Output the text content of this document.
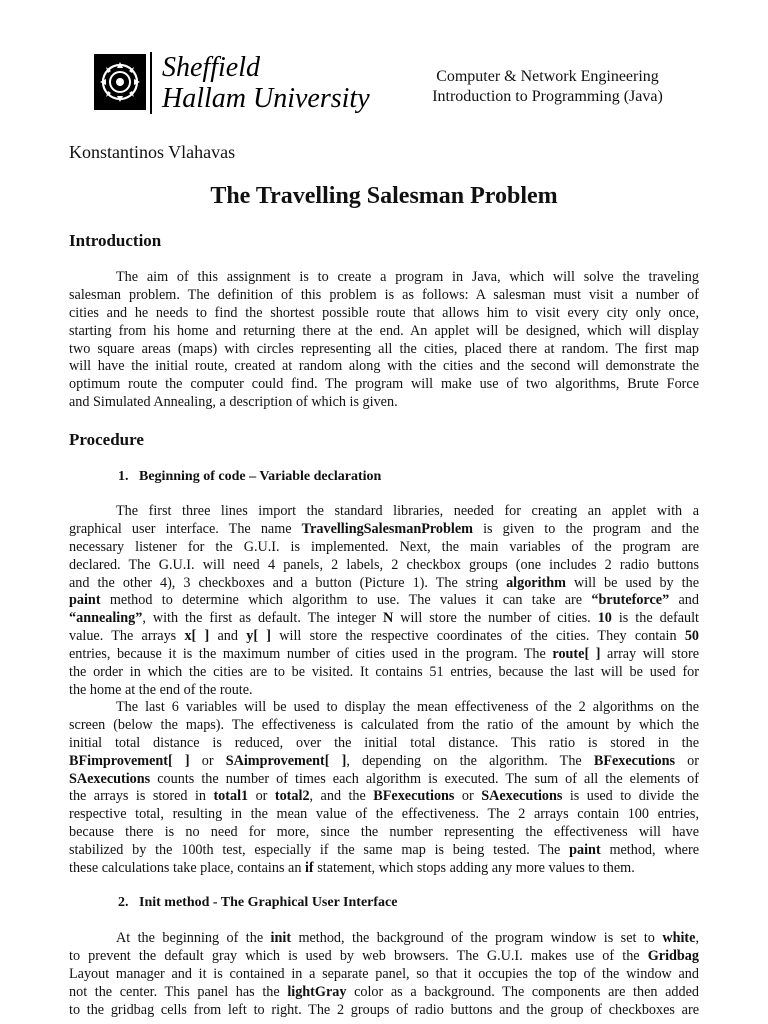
Sheffield
Hallam University
Computer & Network Engineering
Introduction to Programming (Java)
Konstantinos Vlahavas
The Travelling Salesman Problem
Introduction
The aim of this assignment is to create a program in Java, which will solve the traveling
salesman problem. The definition of this problem is as follows: A salesman must visit a number of
cities and he needs to find the shortest possible route that allows him to visit every city only once,
starting from his home and returning there at the end. An applet will be designed, which will display
two square areas (maps) with circles representing all the cities, placed there at random. The first map
will have the initial route, created at random along with the cities and the second will demonstrate the
optimum route the computer could find. The program will make use of two algorithms, Brute Force
and Simulated Annealing, a description of which is given.
Procedure
1. Beginning of code – Variable declaration
The first three lines import the standard libraries, needed for creating an applet with a
graphical user interface. The name TravellingSalesmanProblem is given to the program and the
necessary listener for the G.U.I. is implemented. Next, the main variables of the program are
declared. The G.U.I. will need 4 panels, 2 labels, 2 checkbox groups (one includes 2 radio buttons
and the other 4), 3 checkboxes and a button (Picture 1). The string algorithm will be used by the
paint method to determine which algorithm to use. The values it can take are “bruteforce” and
“annealing”, with the first as default. The integer N will store the number of cities. 10 is the default
value. The arrays x[ ] and y[ ] will store the respective coordinates of the cities. They contain 50
entries, because it is the maximum number of cities used in the program. The route[ ] array will store
the order in which the cities are to be visited. It contains 51 entries, because the last will be used for
the home at the end of the route.
The last 6 variables will be used to display the mean effectiveness of the 2 algorithms on the
screen (below the maps). The effectiveness is calculated from the ratio of the amount by which the
initial total distance is reduced, over the initial total distance. This ratio is stored in the
BFimprovement[ ] or SAimprovement[ ], depending on the algorithm. The BFexecutions or
SAexecutions counts the number of times each algorithm is executed. The sum of all the elements of
the arrays is stored in total1 or total2, and the BFexecutions or SAexecutions is used to divide the
respective total, resulting in the mean value of the effectiveness. The 2 arrays contain 100 entries,
because there is no need for more, since the number representing the effectiveness will have
stabilized by the 100th test, especially if the same map is being tested. The paint method, where
these calculations take place, contains an if statement, which stops adding any more values to them.
2. Init method - The Graphical User Interface
At the beginning of the init method, the background of the program window is set to white,
to prevent the default gray which is used by web browsers. The G.U.I. makes use of the Gridbag
Layout manager and it is contained in a separate panel, so that it occupies the top of the window and
not the center. This panel has the lightGray color as a background. The components are then added
to the gridbag cells from left to right. The 2 groups of radio buttons and the group of checkboxes are
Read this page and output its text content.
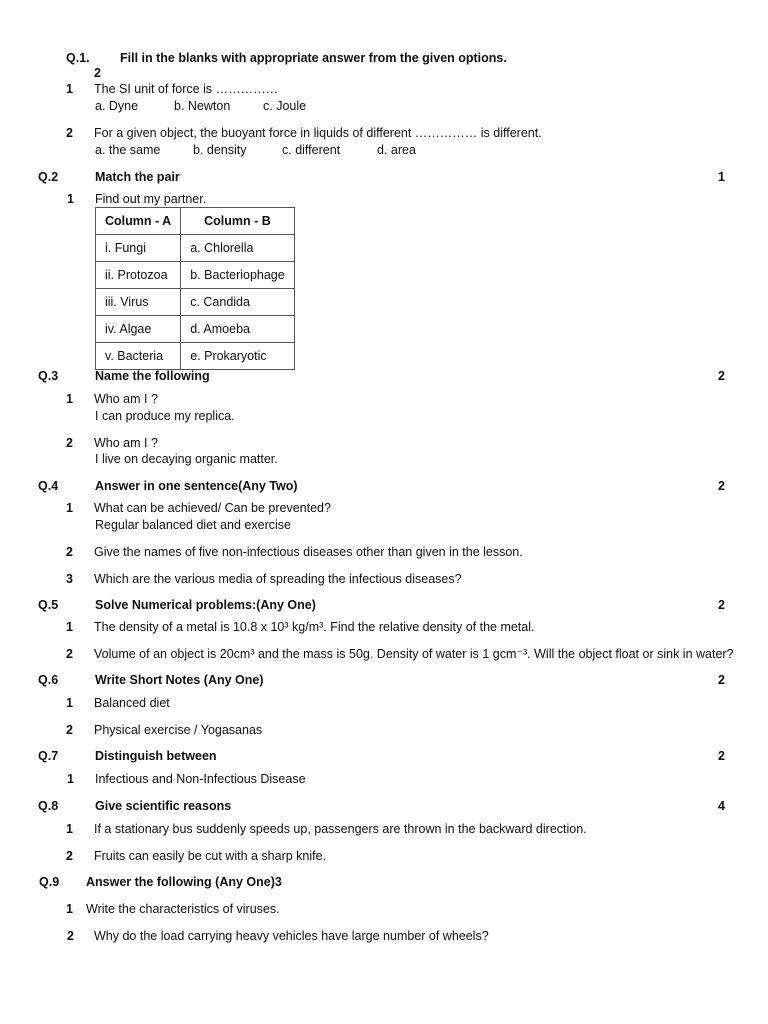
Q.1. Fill in the blanks with appropriate answer from the given options.
2
1 The SI unit of force is ……………
a. Dyne	b. Newton	c. Joule
2 For a given object, the buoyant force in liquids of different …………… is different.
a. the same	b. density	c. different	d. area
Q.2	Match the pair	1
1 Find out my partner.
Column - A	Column - B
i. Fungi	a. Chlorella
ii. Protozoa	b. Bacteriophage
iii. Virus	c. Candida
iv. Algae	d. Amoeba
v. Bacteria	e. Prokaryotic
Q.3	Name the following	2
1 Who am I ?
I can produce my replica.
2 Who am I ?
I live on decaying organic matter.
Q.4	Answer in one sentence(Any Two)	2
1 What can be achieved/ Can be prevented?
Regular balanced diet and exercise
2 Give the names of five non-infectious diseases other than given in the lesson.
3 Which are the various media of spreading the infectious diseases?
Q.5	Solve Numerical problems:(Any One)	2
1 The density of a metal is 10.8 x 10³ kg/m³. Find the relative density of the metal.
2 Volume of an object is 20cm³ and the mass is 50g. Density of water is 1 gcm⁻³. Will the object float or sink in water?
Q.6	Write Short Notes (Any One)	2
1 Balanced diet
2 Physical exercise / Yogasanas
Q.7	Distinguish between	2
1 Infectious and Non-Infectious Disease
Q.8	Give scientific reasons	4
1 If a stationary bus suddenly speeds up, passengers are thrown in the backward direction.
2 Fruits can easily be cut with a sharp knife.
Q.9 Answer the following (Any One)3
1 Write the characteristics of viruses.
2 Why do the load carrying heavy vehicles have large number of wheels?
━━━━━━━━
» What you will do
In the copy, every entry must appear exactly as written, and no picture may appear.

» Response to the task
Output the text content of this document.
Sheffield
Hallam University
Computer & Network Engineering
Introduction to Programming (Java)
Konstantinos Vlahavas
The Travelling Salesman Problem
Introduction
The aim of this assignment is to create a program in Java, which will solve the traveling
salesman problem. The definition of this problem is as follows: A salesman must visit a number of
cities and he needs to find the shortest possible route that allows him to visit every city only once,
starting from his home and returning there at the end. An applet will be designed, which will display
two square areas (maps) with circles representing all the cities, placed there at random. The first map
will have the initial route, created at random along with the cities and the second will demonstrate the
optimum route the computer could find. The program will make use of two algorithms, Brute Force
and Simulated Annealing, a description of which is given.
Procedure
1. Beginning of code – Variable declaration
The first three lines import the standard libraries, needed for creating an applet with a
graphical user interface. The name TravellingSalesmanProblem is given to the program and the
necessary listener for the G.U.I. is implemented. Next, the main variables of the program are
declared. The G.U.I. will need 4 panels, 2 labels, 2 checkbox groups (one includes 2 radio buttons
and the other 4), 3 checkboxes and a button (Picture 1). The string algorithm will be used by the
paint method to determine which algorithm to use. The values it can take are “bruteforce” and
“annealing”, with the first as default. The integer N will store the number of cities. 10 is the default
value. The arrays x[ ] and y[ ] will store the respective coordinates of the cities. They contain 50
entries, because it is the maximum number of cities used in the program. The route[ ] array will store
the order in which the cities are to be visited. It contains 51 entries, because the last will be used for
the home at the end of the route.
The last 6 variables will be used to display the mean effectiveness of the 2 algorithms on the
screen (below the maps). The effectiveness is calculated from the ratio of the amount by which the
initial total distance is reduced, over the initial total distance. This ratio is stored in the
BFimprovement[ ] or SAimprovement[ ], depending on the algorithm. The BFexecutions or
SAexecutions counts the number of times each algorithm is executed. The sum of all the elements of
the arrays is stored in total1 or total2, and the BFexecutions or SAexecutions is used to divide the
respective total, resulting in the mean value of the effectiveness. The 2 arrays contain 100 entries,
because there is no need for more, since the number representing the effectiveness will have
stabilized by the 100th test, especially if the same map is being tested. The paint method, where
these calculations take place, contains an if statement, which stops adding any more values to them.
2. Init method - The Graphical User Interface
At the beginning of the init method, the background of the program window is set to white,
to prevent the default gray which is used by web browsers. The G.U.I. makes use of the Gridbag
Layout manager and it is contained in a separate panel, so that it occupies the top of the window and
not the center. This panel has the lightGray color as a background. The components are then added
to the gridbag cells from left to right. The 2 groups of radio buttons and the group of checkboxes are
Read this page and output its text content.
Q.1. Fill in the blanks with appropriate answer from the given options.
2
1 The SI unit of force is ……………
a. Dyne	b. Newton	c. Joule
2 For a given object, the buoyant force in liquids of different …………… is different.
a. the same	b. density	c. different	d. area
Q.2	Match the pair	1
1 Find out my partner.
Column - A	Column - B
i. Fungi	a. Chlorella
ii. Protozoa	b. Bacteriophage
iii. Virus	c. Candida
iv. Algae	d. Amoeba
v. Bacteria	e. Prokaryotic
Q.3	Name the following	2
1 Who am I ?
I can produce my replica.
2 Who am I ?
I live on decaying organic matter.
Q.4	Answer in one sentence(Any Two)	2
1 What can be achieved/ Can be prevented?
Regular balanced diet and exercise
2 Give the names of five non-infectious diseases other than given in the lesson.
3 Which are the various media of spreading the infectious diseases?
Q.5	Solve Numerical problems:(Any One)	2
1 The density of a metal is 10.8 x 10³ kg/m³. Find the relative density of the metal.
2 Volume of an object is 20cm³ and the mass is 50g. Density of water is 1 gcm⁻³. Will the object float or sink in water?
Q.6	Write Short Notes (Any One)	2
1 Balanced diet
2 Physical exercise / Yogasanas
Q.7	Distinguish between	2
1 Infectious and Non-Infectious Disease
Q.8	Give scientific reasons	4
1 If a stationary bus suddenly speeds up, passengers are thrown in the backward direction.
2 Fruits can easily be cut with a sharp knife.
Q.9 Answer the following (Any One)3
1 Write the characteristics of viruses.
2 Why do the load carrying heavy vehicles have large number of wheels?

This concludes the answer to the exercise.